**Exercise description**
Give the data a second time, exactly and in full.

** Start Records for this task **

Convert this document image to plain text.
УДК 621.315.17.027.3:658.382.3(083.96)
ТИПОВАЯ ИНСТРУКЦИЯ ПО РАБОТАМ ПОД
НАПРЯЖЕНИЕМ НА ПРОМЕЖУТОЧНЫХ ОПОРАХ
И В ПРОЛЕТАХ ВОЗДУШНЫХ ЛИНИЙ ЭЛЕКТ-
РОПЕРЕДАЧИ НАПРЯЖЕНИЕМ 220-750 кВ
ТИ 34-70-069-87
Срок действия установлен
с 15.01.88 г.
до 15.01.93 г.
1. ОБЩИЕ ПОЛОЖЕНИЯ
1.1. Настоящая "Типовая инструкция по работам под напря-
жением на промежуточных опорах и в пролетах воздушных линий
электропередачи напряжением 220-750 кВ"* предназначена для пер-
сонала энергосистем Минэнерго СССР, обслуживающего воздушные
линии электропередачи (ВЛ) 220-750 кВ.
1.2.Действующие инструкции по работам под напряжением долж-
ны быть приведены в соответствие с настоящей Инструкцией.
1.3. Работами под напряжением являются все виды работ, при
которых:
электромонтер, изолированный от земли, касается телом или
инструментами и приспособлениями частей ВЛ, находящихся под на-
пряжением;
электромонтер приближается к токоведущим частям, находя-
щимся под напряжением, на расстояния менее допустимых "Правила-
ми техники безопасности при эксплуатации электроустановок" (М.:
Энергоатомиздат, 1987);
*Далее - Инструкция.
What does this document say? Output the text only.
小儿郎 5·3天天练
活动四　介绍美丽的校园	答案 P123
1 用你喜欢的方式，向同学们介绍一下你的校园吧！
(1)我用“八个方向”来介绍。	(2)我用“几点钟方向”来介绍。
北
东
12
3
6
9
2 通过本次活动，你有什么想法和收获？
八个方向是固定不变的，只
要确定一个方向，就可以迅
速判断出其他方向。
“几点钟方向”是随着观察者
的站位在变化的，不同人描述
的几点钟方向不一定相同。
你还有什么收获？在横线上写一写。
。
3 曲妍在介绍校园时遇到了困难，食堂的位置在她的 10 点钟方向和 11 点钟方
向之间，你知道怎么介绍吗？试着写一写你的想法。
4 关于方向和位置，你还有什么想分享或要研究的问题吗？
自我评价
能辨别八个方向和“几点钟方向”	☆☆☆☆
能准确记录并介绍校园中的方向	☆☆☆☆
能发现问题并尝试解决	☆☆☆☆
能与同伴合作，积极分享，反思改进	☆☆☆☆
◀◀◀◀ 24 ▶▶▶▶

** End Records for this task **

**Solution to this task**
Convert this document image to plain text.
УДК 621.315.17.027.3:658.382.3(083.96)
ТИПОВАЯ ИНСТРУКЦИЯ ПО РАБОТАМ ПОД
НАПРЯЖЕНИЕМ НА ПРОМЕЖУТОЧНЫХ ОПОРАХ
И В ПРОЛЕТАХ ВОЗДУШНЫХ ЛИНИЙ ЭЛЕКТ-
РОПЕРЕДАЧИ НАПРЯЖЕНИЕМ 220-750 кВ
ТИ 34-70-069-87
Срок действия установлен
с 15.01.88 г.
до 15.01.93 г.
1. ОБЩИЕ ПОЛОЖЕНИЯ
1.1. Настоящая "Типовая инструкция по работам под напря-
жением на промежуточных опорах и в пролетах воздушных линий
электропередачи напряжением 220-750 кВ"* предназначена для пер-
сонала энергосистем Минэнерго СССР, обслуживающего воздушные
линии электропередачи (ВЛ) 220-750 кВ.
1.2.Действующие инструкции по работам под напряжением долж-
ны быть приведены в соответствие с настоящей Инструкцией.
1.3. Работами под напряжением являются все виды работ, при
которых:
электромонтер, изолированный от земли, касается телом или
инструментами и приспособлениями частей ВЛ, находящихся под на-
пряжением;
электромонтер приближается к токоведущим частям, находя-
щимся под напряжением, на расстояния менее допустимых "Правила-
ми техники безопасности при эксплуатации электроустановок" (М.:
Энергоатомиздат, 1987);
*Далее - Инструкция.
What does this document say? Output the text only.
小儿郎 5·3天天练
活动四　介绍美丽的校园	答案 P123
1 用你喜欢的方式，向同学们介绍一下你的校园吧！
(1)我用“八个方向”来介绍。	(2)我用“几点钟方向”来介绍。
北
东
12
3
6
9
2 通过本次活动，你有什么想法和收获？
八个方向是固定不变的，只
要确定一个方向，就可以迅
速判断出其他方向。
“几点钟方向”是随着观察者
的站位在变化的，不同人描述
的几点钟方向不一定相同。
你还有什么收获？在横线上写一写。
。
3 曲妍在介绍校园时遇到了困难，食堂的位置在她的 10 点钟方向和 11 点钟方
向之间，你知道怎么介绍吗？试着写一写你的想法。
4 关于方向和位置，你还有什么想分享或要研究的问题吗？
自我评价
能辨别八个方向和“几点钟方向”	☆☆☆☆
能准确记录并介绍校园中的方向	☆☆☆☆
能发现问题并尝试解决	☆☆☆☆
能与同伴合作，积极分享，反思改进	☆☆☆☆
◀◀◀◀ 24 ▶▶▶▶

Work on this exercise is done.